* BEGIN Source records *

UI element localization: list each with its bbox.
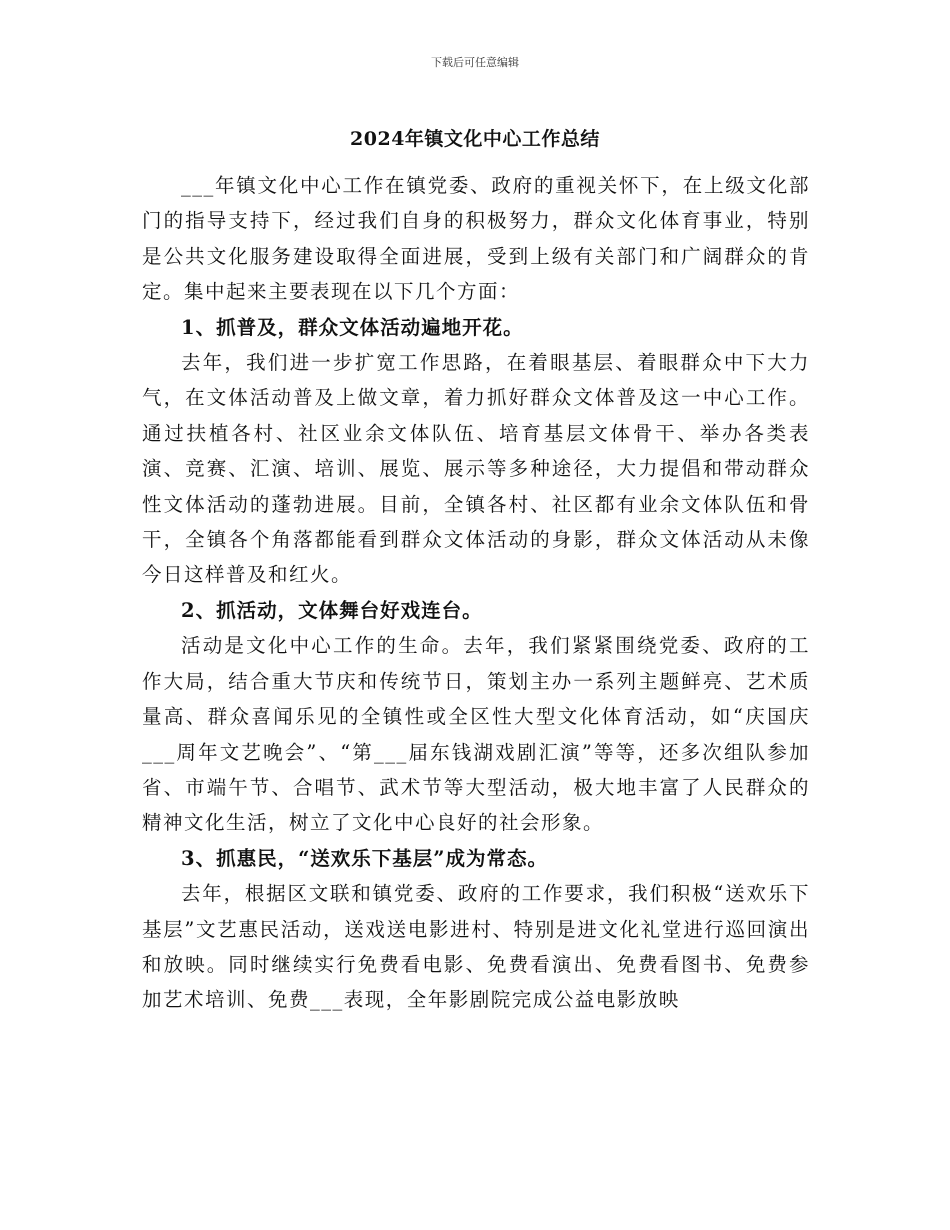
document-title: 2024年镇文化中心工作总结 [350,128,600,150]
intro-paragraph: ___年镇文化中心工作在镇党委、政府的重视关怀下，在上级文化部门的指导支持下，经过我们自身的积极努力，群众文化体育事业，特别是公共文化服务建设取得全面进展，受到上级有关部门和广阔群众的肯定。集中起来主要表现在以下几个方面： [142,174,810,304]
page-header-note: 下载后可任意编辑 [431,56,519,69]
section-heading-1: 1、抓普及，群众文体活动遍地开花。 [181,315,524,339]
section-heading-2: 2、抓活动，文体舞台好戏连台。 [181,598,483,622]
document-body [142,168,810,1018]
section-paragraph-1: 去年，我们进一步扩宽工作思路，在着眼基层、着眼群众中下大力气，在文体活动普及上做文章，着力抓好群众文体普及这一中心工作。通过扶植各村、社区业余文体队伍、培育基层文体骨干、举办各类表演、竞赛、汇演、培训、展览、展示等多种途径，大力提倡和带动群众性文体活动的蓬勃进展。目前，全镇各村、社区都有业余文体队伍和骨干，全镇各个角落都能看到群众文体活动的身影，群众文体活动从未像今日这样普及和红火。 [142,351,810,587]
section-paragraph-3: 去年，根据区文联和镇党委、政府的工作要求，我们积极“送欢乐下基层”文艺惠民活动，送戏送电影进村、特别是进文化礼堂进行巡回演出和放映。同时继续实行免费看电影、免费看演出、免费看图书、免费参加艺术培训、免费___表现，全年影剧院完成公益电影放映 [142,882,810,1012]
section-paragraph-2: 活动是文化中心工作的生命。去年，我们紧紧围绕党委、政府的工作大局，结合重大节庆和传统节日，策划主办一系列主题鲜亮、艺术质量高、群众喜闻乐见的全镇性或全区性大型文化体育活动，如“庆国庆___周年文艺晚会”、“第___届东钱湖戏剧汇演”等等，还多次组队参加省、市端午节、合唱节、武术节等大型活动，极大地丰富了人民群众的精神文化生活，树立了文化中心良好的社会形象。 [142,634,810,835]
section-heading-3: 3、抓惠民，“送欢乐下基层”成为常态。 [181,846,549,870]
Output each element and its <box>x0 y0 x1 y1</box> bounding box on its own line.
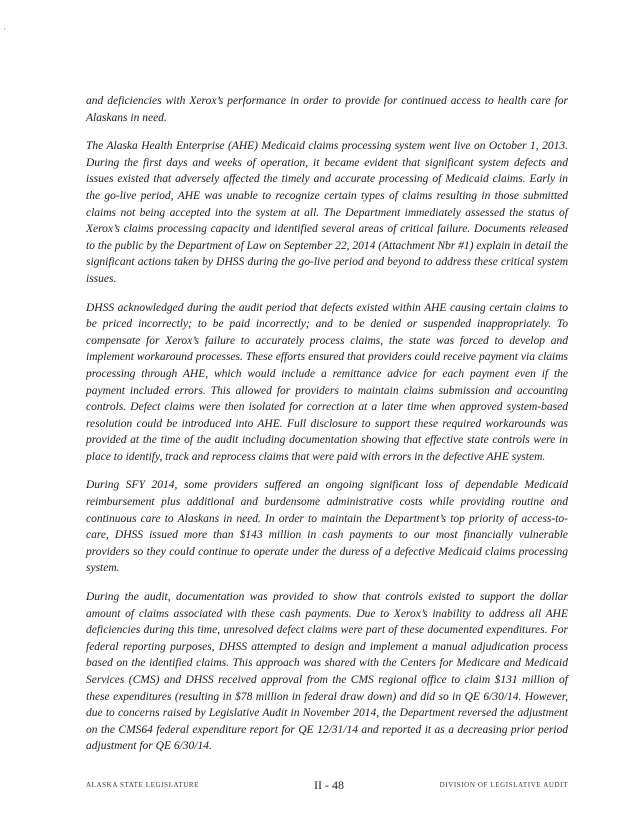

* END Source records *

Your instructions: Copy every line of the material above without any changes, and leave out the pictures.

Full solution:
UI element localization: list each with its bbox.
document-title: 2024年镇文化中心工作总结 [350,128,600,150]
intro-paragraph: ___年镇文化中心工作在镇党委、政府的重视关怀下，在上级文化部门的指导支持下，经过我们自身的积极努力，群众文化体育事业，特别是公共文化服务建设取得全面进展，受到上级有关部门和广阔群众的肯定。集中起来主要表现在以下几个方面： [142,174,810,304]
page-header-note: 下载后可任意编辑 [431,56,519,69]
section-heading-1: 1、抓普及，群众文体活动遍地开花。 [181,315,524,339]
section-heading-2: 2、抓活动，文体舞台好戏连台。 [181,598,483,622]
document-body [142,168,810,1018]
section-paragraph-1: 去年，我们进一步扩宽工作思路，在着眼基层、着眼群众中下大力气，在文体活动普及上做文章，着力抓好群众文体普及这一中心工作。通过扶植各村、社区业余文体队伍、培育基层文体骨干、举办各类表演、竞赛、汇演、培训、展览、展示等多种途径，大力提倡和带动群众性文体活动的蓬勃进展。目前，全镇各村、社区都有业余文体队伍和骨干，全镇各个角落都能看到群众文体活动的身影，群众文体活动从未像今日这样普及和红火。 [142,351,810,587]
section-paragraph-3: 去年，根据区文联和镇党委、政府的工作要求，我们积极“送欢乐下基层”文艺惠民活动，送戏送电影进村、特别是进文化礼堂进行巡回演出和放映。同时继续实行免费看电影、免费看演出、免费看图书、免费参加艺术培训、免费___表现，全年影剧院完成公益电影放映 [142,882,810,1012]
section-paragraph-2: 活动是文化中心工作的生命。去年，我们紧紧围绕党委、政府的工作大局，结合重大节庆和传统节日，策划主办一系列主题鲜亮、艺术质量高、群众喜闻乐见的全镇性或全区性大型文化体育活动，如“庆国庆___周年文艺晚会”、“第___届东钱湖戏剧汇演”等等，还多次组队参加省、市端午节、合唱节、武术节等大型活动，极大地丰富了人民群众的精神文化生活，树立了文化中心良好的社会形象。 [142,634,810,835]
section-heading-3: 3、抓惠民，“送欢乐下基层”成为常态。 [181,846,549,870]
Output each element and its <box>x0 y0 x1 y1</box> bounding box on its own line.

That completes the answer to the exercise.